EXERCISE INSTRUCTIONS = Work out how many lines in the entries below include the word "comparison". Give nothing but the number.

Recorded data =
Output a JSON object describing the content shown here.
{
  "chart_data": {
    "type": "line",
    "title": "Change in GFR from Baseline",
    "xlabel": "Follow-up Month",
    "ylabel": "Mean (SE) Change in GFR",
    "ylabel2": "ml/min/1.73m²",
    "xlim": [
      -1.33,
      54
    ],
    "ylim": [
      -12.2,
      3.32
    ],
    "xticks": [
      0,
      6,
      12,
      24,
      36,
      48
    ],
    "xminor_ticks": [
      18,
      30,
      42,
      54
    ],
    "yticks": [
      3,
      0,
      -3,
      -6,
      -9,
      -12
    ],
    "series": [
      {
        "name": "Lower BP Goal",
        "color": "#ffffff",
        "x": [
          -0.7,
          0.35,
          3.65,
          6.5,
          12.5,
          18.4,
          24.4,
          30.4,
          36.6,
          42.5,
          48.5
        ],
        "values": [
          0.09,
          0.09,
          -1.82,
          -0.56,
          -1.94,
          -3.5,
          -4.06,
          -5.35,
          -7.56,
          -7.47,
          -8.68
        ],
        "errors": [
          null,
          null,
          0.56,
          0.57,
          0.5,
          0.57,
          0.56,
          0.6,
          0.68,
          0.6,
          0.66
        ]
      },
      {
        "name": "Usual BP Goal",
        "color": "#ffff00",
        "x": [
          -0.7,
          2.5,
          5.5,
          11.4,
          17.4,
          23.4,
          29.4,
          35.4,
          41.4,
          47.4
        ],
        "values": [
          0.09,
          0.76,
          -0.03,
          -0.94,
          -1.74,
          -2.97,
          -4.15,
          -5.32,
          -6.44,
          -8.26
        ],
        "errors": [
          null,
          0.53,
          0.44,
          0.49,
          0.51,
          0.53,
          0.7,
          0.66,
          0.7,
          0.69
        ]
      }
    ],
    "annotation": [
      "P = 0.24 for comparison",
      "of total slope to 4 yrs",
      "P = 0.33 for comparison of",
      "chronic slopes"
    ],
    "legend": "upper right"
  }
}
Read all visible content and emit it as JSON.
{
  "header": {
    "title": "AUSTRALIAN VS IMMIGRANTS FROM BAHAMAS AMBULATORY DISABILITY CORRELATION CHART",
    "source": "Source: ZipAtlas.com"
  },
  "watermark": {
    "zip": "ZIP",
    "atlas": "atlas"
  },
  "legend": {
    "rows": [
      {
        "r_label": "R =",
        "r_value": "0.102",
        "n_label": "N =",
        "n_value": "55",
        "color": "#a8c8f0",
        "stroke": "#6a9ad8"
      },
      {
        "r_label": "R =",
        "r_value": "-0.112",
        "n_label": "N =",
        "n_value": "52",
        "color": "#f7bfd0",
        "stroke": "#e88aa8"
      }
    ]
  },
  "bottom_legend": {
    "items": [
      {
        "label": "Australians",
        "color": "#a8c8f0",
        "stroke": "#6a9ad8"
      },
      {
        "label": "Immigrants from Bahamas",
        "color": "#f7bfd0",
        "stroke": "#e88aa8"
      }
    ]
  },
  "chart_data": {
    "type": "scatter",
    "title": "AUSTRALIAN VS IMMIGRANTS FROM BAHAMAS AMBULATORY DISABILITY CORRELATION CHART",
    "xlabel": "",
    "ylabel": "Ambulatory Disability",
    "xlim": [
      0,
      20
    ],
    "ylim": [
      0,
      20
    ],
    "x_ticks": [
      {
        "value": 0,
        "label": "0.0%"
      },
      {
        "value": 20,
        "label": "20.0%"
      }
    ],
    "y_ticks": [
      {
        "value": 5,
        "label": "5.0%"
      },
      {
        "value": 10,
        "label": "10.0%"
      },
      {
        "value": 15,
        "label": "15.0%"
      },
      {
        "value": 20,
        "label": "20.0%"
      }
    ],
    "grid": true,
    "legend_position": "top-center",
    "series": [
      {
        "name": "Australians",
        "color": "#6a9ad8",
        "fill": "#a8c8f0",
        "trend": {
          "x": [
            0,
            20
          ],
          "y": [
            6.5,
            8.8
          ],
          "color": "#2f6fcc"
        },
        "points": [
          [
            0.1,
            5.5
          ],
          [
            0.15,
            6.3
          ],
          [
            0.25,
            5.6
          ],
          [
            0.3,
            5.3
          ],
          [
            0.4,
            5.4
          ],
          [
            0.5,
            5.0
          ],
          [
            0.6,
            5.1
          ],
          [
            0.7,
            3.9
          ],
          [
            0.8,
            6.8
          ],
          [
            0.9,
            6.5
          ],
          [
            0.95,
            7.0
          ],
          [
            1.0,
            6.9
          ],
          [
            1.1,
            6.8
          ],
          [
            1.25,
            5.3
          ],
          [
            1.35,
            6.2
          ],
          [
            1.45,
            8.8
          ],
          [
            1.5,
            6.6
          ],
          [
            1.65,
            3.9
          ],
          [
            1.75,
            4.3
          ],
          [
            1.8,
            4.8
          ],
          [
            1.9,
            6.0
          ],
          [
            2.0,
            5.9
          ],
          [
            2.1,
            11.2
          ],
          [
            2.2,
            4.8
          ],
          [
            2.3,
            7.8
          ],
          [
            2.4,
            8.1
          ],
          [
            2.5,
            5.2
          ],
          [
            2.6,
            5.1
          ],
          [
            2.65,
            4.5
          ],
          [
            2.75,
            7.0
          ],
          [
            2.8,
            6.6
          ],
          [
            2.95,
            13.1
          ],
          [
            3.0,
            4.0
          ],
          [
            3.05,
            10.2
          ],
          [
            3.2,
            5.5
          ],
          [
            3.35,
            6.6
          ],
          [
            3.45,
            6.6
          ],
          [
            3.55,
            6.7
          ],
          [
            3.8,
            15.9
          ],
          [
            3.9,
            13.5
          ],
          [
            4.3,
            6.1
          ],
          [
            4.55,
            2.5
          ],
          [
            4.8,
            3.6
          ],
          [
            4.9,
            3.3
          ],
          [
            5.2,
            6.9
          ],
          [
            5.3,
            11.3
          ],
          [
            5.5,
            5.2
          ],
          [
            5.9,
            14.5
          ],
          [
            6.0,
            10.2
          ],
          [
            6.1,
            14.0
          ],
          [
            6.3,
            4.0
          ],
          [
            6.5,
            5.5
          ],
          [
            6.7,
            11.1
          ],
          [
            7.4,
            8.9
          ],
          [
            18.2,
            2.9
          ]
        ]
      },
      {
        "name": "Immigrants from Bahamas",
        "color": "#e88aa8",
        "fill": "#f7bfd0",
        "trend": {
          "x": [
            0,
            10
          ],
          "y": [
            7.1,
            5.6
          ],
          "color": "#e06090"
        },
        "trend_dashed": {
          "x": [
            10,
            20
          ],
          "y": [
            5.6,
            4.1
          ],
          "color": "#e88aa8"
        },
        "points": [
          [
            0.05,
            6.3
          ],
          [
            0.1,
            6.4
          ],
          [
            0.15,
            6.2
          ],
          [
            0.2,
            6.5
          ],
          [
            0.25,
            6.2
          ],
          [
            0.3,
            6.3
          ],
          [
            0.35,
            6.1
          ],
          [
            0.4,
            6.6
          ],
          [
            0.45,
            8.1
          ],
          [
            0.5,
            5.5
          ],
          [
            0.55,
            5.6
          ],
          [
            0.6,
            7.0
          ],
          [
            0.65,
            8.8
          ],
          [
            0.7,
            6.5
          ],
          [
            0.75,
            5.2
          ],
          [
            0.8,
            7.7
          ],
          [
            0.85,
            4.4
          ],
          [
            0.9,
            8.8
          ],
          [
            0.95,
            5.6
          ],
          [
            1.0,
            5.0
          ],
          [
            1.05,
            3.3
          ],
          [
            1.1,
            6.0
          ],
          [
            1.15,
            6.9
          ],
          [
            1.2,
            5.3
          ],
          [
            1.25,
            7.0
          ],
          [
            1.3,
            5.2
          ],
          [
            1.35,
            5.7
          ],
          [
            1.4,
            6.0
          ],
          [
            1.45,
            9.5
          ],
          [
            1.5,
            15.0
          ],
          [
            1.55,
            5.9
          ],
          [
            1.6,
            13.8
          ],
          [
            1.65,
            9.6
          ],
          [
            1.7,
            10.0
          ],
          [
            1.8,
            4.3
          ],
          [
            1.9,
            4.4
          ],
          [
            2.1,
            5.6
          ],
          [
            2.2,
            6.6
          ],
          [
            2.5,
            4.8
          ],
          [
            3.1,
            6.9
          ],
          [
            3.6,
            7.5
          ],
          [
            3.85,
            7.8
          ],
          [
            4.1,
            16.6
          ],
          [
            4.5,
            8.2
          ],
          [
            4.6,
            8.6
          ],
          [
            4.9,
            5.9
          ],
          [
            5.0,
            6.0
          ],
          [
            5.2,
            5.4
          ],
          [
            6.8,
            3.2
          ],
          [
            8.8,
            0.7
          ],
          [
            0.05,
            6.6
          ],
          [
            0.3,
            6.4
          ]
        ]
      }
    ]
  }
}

FULL OUTPUT = 2